*** LISTING ***
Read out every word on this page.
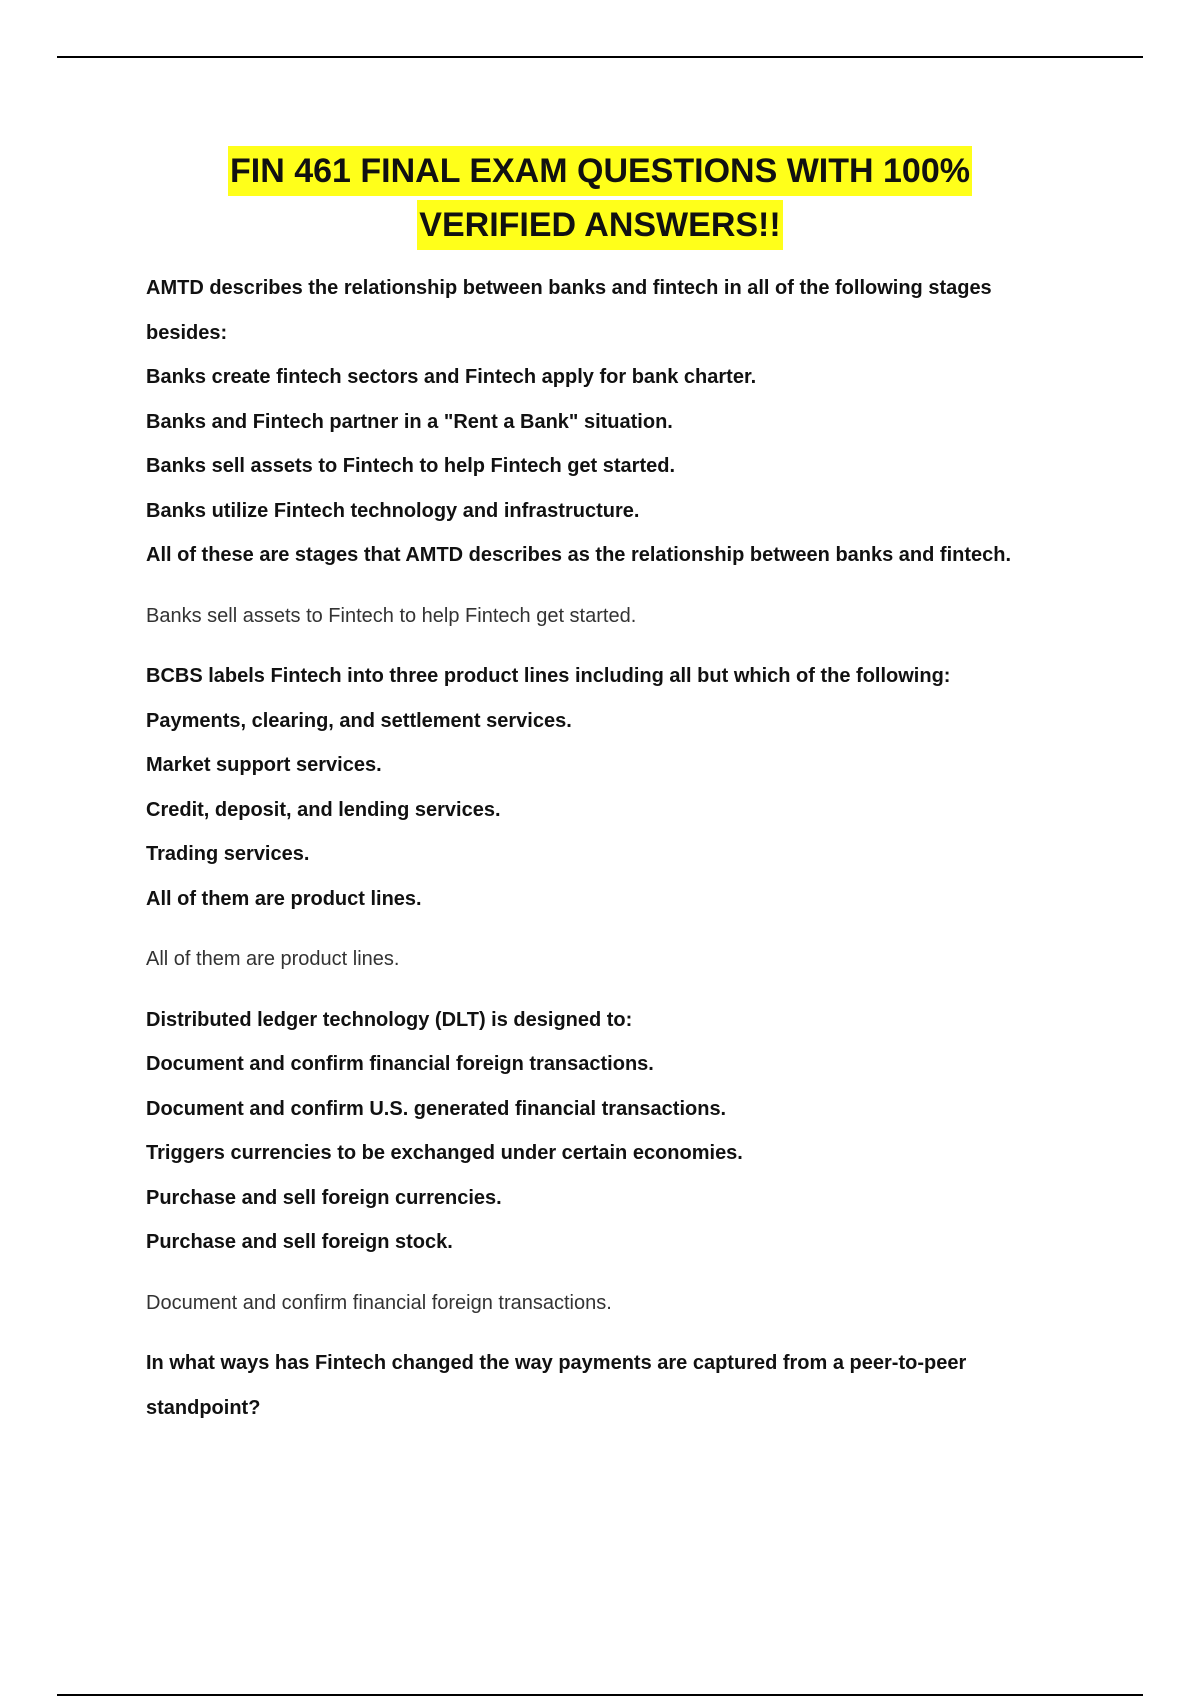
FIN 461 FINAL EXAM QUESTIONS WITH 100%
VERIFIED ANSWERS!!

AMTD describes the relationship between banks and fintech in all of the following stages

besides:

Banks create fintech sectors and Fintech apply for bank charter.

Banks and Fintech partner in a "Rent a Bank" situation.

Banks sell assets to Fintech to help Fintech get started.

Banks utilize Fintech technology and infrastructure.

All of these are stages that AMTD describes as the relationship between banks and fintech.

Banks sell assets to Fintech to help Fintech get started.

BCBS labels Fintech into three product lines including all but which of the following:

Payments, clearing, and settlement services.

Market support services.

Credit, deposit, and lending services.

Trading services.

All of them are product lines.

All of them are product lines.

Distributed ledger technology (DLT) is designed to:

Document and confirm financial foreign transactions.

Document and confirm U.S. generated financial transactions.

Triggers currencies to be exchanged under certain economies.

Purchase and sell foreign currencies.

Purchase and sell foreign stock.

Document and confirm financial foreign transactions.

In what ways has Fintech changed the way payments are captured from a peer-to-peer

standpoint?
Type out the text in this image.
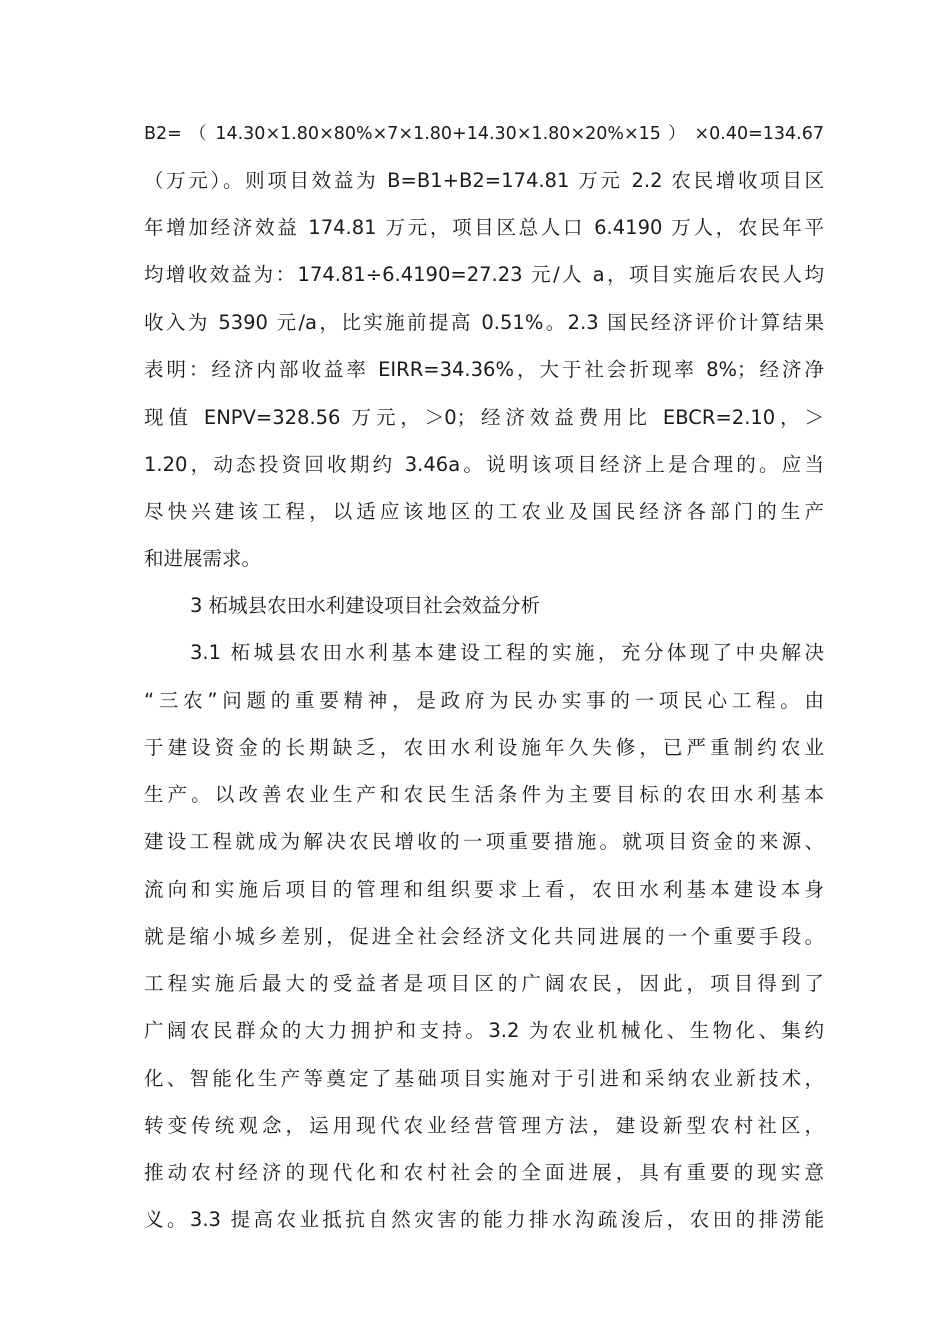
B2= （ 14.30×1.80×80%×7×1.80+14.30×1.80×20%×15 ） ×0.40=134.67
（万元）。则项目效益为 B=B1+B2=174.81 万元 2.2 农民增收项目区
年增加经济效益 174.81 万元，项目区总人口 6.4190 万人，农民年平
均增收效益为：174.81÷6.4190=27.23 元/人 a，项目实施后农民人均
收入为 5390 元/a，比实施前提高 0.51%。2.3 国民经济评价计算结果
表明：经济内部收益率 EIRR=34.36%，大于社会折现率 8%；经济净
现值 ENPV=328.56 万元，＞0；经济效益费用比 EBCR=2.10，＞
1.20，动态投资回收期约 3.46a。说明该项目经济上是合理的。应当
尽快兴建该工程，以适应该地区的工农业及国民经济各部门的生产
和进展需求。
3 柘城县农田水利建设项目社会效益分析
3.1 柘城县农田水利基本建设工程的实施，充分体现了中央解决
“三农”问题的重要精神，是政府为民办实事的一项民心工程。由
于建设资金的长期缺乏，农田水利设施年久失修，已严重制约农业
生产。以改善农业生产和农民生活条件为主要目标的农田水利基本
建设工程就成为解决农民增收的一项重要措施。就项目资金的来源、
流向和实施后项目的管理和组织要求上看，农田水利基本建设本身
就是缩小城乡差别，促进全社会经济文化共同进展的一个重要手段。
工程实施后最大的受益者是项目区的广阔农民，因此，项目得到了
广阔农民群众的大力拥护和支持。3.2 为农业机械化、生物化、集约
化、智能化生产等奠定了基础项目实施对于引进和采纳农业新技术，
转变传统观念，运用现代农业经营管理方法，建设新型农村社区，
推动农村经济的现代化和农村社会的全面进展，具有重要的现实意
义。3.3 提高农业抵抗自然灾害的能力排水沟疏浚后，农田的排涝能
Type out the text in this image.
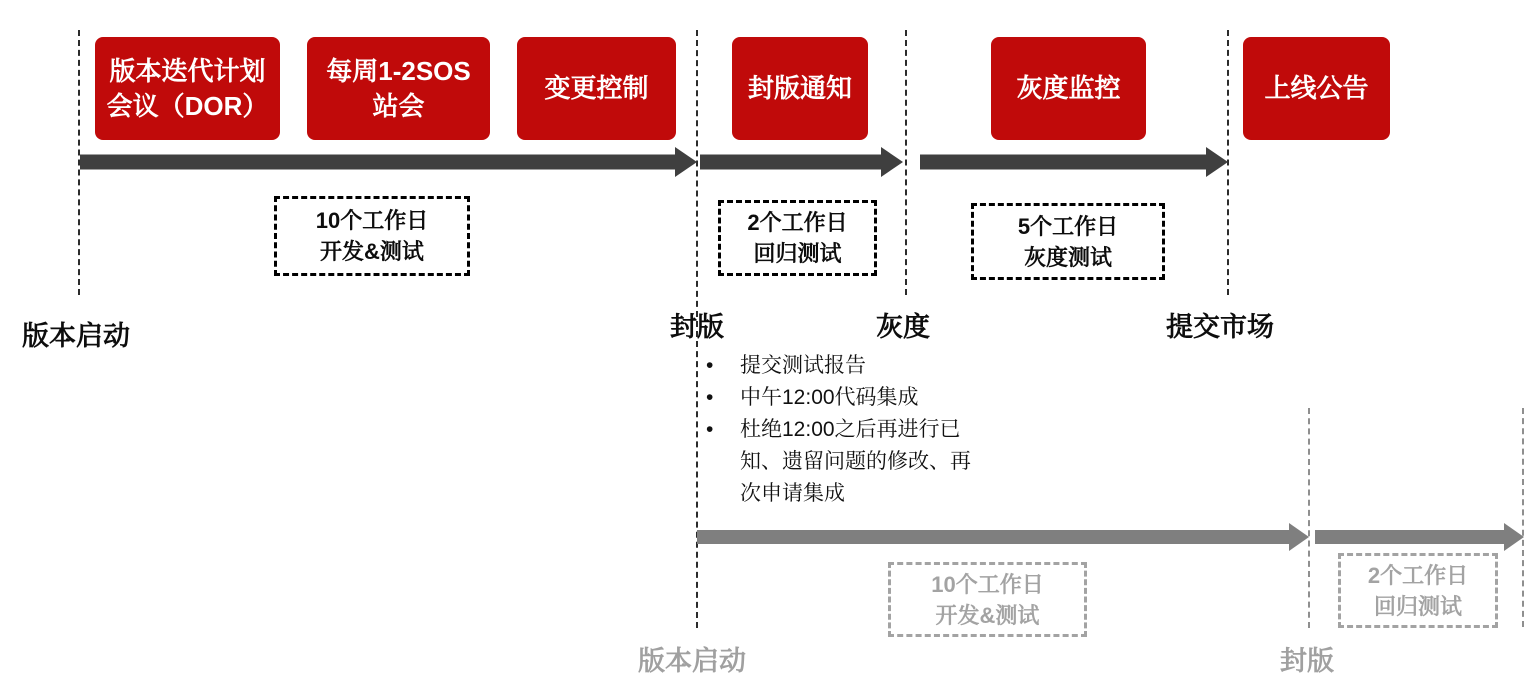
版本迭代计划
会议（DOR）
每周1-2SOS
站会
变更控制	封版通知	灰度监控	上线公告
10个工作日
开发&测试
2个工作日
回归测试
5个工作日
灰度测试
版本启动	封版	灰度	提交市场
•	提交测试报告
•	中午12:00代码集成
•	杜绝12:00之后再进行已知、遗留问题的修改、再次申请集成
10个工作日
开发&测试
2个工作日
回归测试
版本启动	封版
***
**DIRECTIVE:** Wherever "relationship" shows up in a line, copy that line.

**RESPONSE FOR THIS EXERCISE:**
AMTD describes the relationship between banks and fintech in all of the following stages
All of these are stages that AMTD describes as the relationship between banks and fintech.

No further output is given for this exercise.